***** Supplied entries

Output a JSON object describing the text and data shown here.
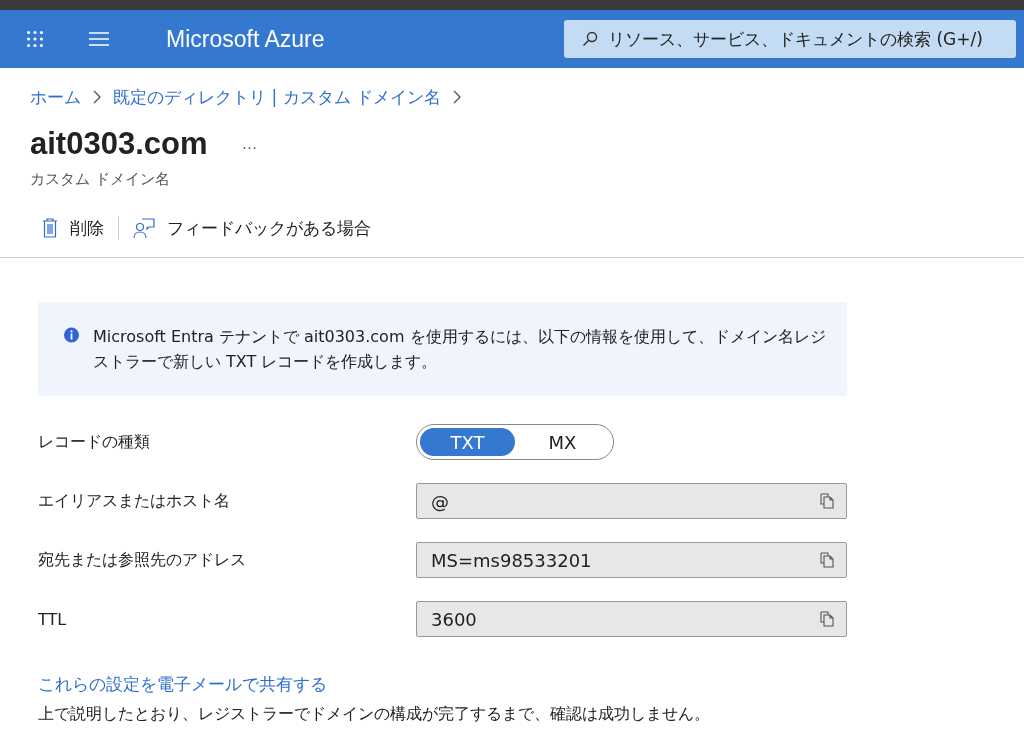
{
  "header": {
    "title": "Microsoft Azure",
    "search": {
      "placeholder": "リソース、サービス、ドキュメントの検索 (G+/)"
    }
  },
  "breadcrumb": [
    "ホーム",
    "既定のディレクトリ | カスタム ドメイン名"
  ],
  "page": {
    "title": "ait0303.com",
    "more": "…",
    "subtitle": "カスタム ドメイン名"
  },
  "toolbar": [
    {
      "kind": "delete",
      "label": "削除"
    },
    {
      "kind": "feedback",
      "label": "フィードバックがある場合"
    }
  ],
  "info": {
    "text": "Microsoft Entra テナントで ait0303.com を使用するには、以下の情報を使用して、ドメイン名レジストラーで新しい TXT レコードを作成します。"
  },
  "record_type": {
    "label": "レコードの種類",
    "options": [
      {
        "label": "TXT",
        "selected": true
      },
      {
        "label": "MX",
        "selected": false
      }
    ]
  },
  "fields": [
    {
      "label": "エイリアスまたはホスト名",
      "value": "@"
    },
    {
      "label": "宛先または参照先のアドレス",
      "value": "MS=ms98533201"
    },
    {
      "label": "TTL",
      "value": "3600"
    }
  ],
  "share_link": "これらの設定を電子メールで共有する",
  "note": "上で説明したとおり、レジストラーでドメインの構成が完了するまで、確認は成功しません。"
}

**********
***** Supplied entries

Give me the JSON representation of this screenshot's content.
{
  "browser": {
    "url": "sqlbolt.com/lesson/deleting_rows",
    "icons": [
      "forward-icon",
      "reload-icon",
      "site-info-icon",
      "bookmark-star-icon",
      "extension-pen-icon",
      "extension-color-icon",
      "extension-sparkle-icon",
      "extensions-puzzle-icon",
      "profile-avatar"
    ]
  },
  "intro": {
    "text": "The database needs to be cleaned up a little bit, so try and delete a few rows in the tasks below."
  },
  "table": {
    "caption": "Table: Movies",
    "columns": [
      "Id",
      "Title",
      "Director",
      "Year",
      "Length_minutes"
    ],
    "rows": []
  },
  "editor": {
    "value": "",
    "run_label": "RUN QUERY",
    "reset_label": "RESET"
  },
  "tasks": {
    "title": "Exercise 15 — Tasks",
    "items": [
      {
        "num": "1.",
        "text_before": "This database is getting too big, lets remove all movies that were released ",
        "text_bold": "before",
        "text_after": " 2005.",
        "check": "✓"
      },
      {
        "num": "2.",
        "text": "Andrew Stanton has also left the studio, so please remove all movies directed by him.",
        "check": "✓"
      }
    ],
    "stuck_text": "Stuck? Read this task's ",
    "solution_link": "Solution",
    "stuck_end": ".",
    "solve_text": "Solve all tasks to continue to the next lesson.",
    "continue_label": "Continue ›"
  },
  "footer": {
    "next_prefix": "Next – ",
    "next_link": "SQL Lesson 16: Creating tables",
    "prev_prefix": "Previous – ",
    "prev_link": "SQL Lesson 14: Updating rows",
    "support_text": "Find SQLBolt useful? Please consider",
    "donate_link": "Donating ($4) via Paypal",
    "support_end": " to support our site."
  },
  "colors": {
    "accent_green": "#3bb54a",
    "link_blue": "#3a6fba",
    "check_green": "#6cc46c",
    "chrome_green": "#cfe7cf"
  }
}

**********
***** Supplied entries

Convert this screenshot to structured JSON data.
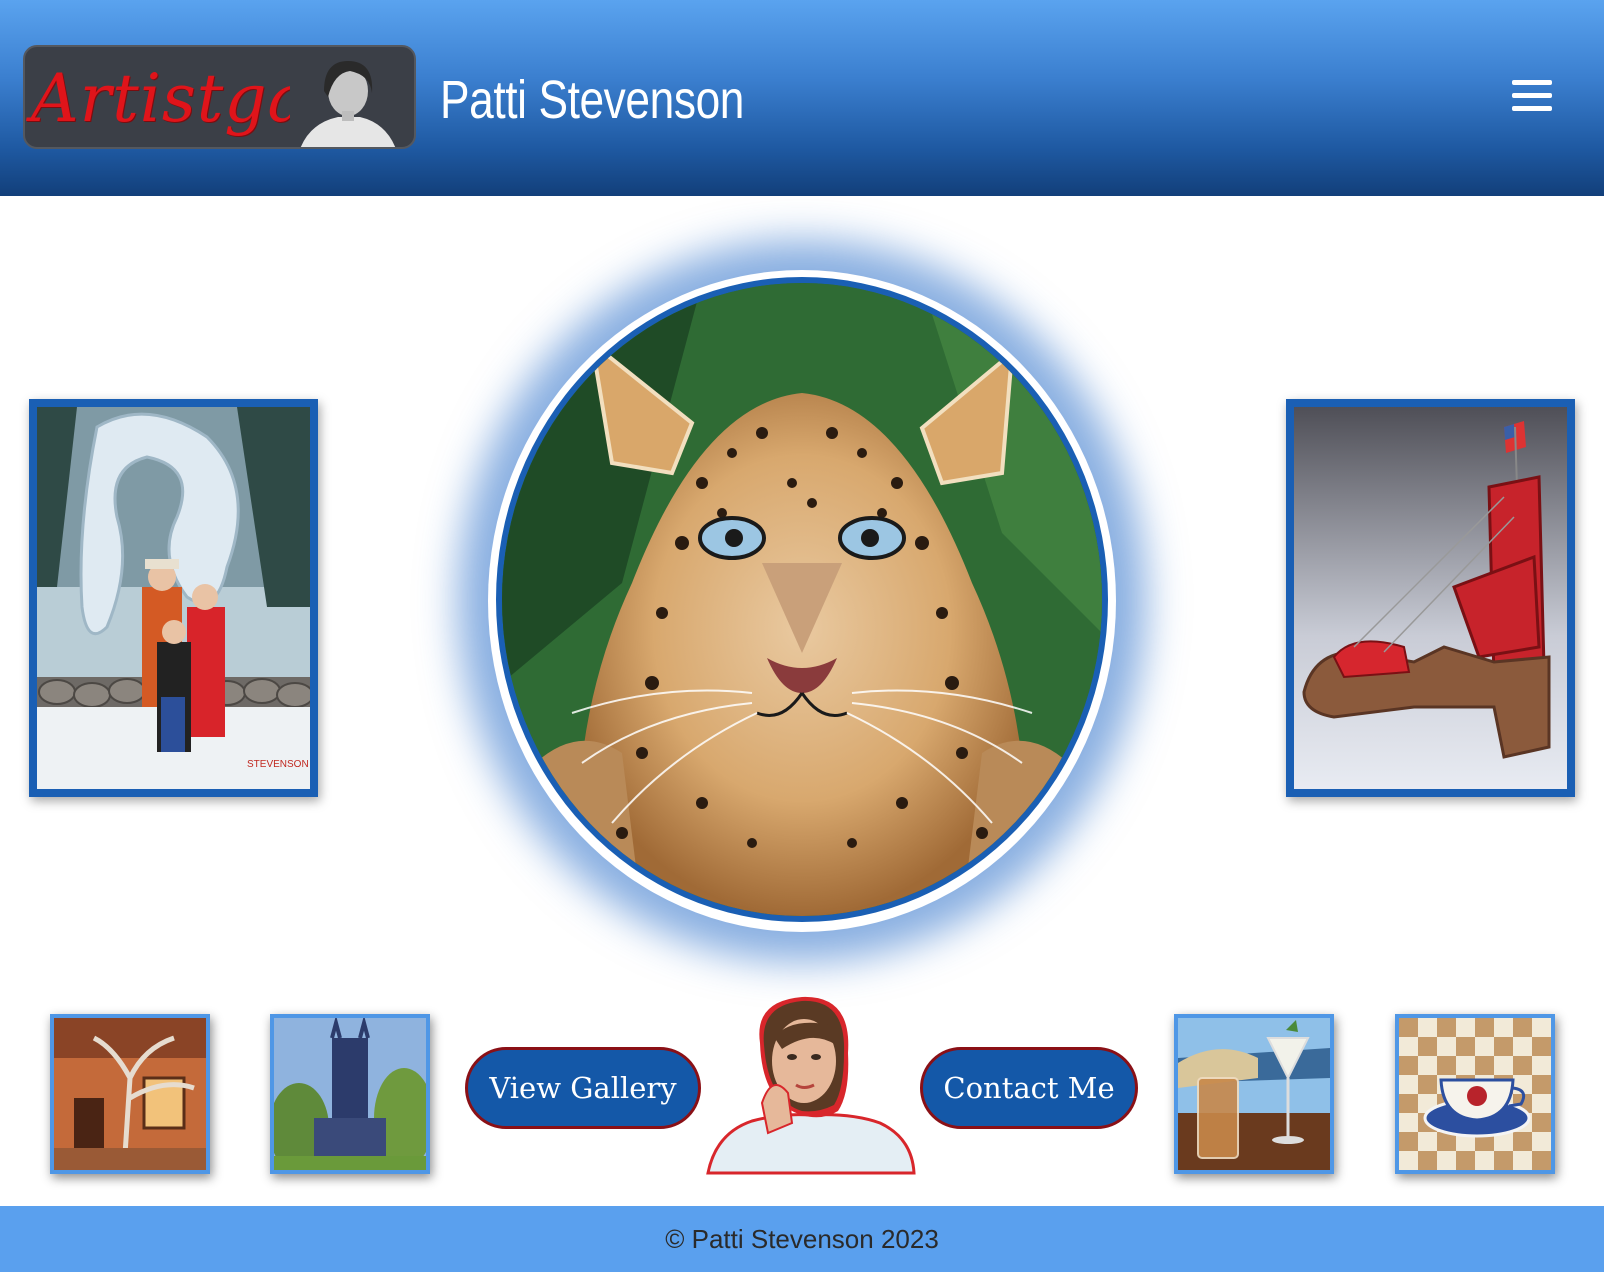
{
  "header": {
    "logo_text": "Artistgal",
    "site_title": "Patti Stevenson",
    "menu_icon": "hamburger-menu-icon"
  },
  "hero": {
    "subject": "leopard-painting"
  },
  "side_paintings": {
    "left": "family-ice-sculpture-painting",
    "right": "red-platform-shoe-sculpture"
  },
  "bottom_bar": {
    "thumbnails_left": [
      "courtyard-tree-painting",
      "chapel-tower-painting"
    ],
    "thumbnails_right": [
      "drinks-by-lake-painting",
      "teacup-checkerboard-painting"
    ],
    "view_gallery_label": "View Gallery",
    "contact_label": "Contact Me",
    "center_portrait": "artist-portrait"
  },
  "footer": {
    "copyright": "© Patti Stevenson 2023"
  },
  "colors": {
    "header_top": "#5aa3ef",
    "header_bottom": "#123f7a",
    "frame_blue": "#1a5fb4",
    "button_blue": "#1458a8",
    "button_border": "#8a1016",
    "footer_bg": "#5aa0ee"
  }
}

**********

## Written exercise
Copy each line of the data that contains the word "カスタム".

## Correct response
    "既定のディレクトリ | カスタム ドメイン名"
    "subtitle": "カスタム ドメイン名"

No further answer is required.